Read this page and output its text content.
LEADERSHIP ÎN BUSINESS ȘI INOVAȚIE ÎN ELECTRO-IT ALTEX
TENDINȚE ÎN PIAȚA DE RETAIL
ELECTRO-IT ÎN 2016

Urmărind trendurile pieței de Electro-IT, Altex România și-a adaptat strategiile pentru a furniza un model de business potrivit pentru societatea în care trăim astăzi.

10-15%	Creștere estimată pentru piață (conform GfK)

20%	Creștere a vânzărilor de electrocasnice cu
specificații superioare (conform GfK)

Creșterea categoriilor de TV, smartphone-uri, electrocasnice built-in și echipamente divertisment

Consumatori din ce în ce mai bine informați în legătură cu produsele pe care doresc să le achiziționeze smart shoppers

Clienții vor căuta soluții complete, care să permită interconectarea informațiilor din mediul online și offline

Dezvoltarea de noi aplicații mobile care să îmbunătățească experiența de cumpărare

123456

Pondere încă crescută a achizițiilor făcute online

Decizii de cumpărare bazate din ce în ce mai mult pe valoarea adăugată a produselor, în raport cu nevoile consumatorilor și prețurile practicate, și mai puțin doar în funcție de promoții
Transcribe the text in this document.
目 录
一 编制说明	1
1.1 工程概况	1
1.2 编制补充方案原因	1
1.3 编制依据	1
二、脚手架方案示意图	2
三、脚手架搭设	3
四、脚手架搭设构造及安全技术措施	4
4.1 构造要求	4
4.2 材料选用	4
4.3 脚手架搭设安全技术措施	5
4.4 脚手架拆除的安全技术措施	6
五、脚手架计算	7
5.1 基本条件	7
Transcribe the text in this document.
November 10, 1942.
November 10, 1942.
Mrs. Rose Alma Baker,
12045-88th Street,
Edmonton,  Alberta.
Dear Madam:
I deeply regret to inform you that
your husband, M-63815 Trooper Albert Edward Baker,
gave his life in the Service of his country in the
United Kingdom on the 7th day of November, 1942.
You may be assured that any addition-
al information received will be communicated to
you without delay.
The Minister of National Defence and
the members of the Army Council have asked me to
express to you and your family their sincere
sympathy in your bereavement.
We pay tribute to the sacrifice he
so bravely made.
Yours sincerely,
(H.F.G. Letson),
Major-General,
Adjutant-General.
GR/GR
__________________________________________________
Stated exercise – From the entries above, copy every line where the word "that" shows up.

Answer to this task –
I deeply regret to inform you that
You may be assured that any addition-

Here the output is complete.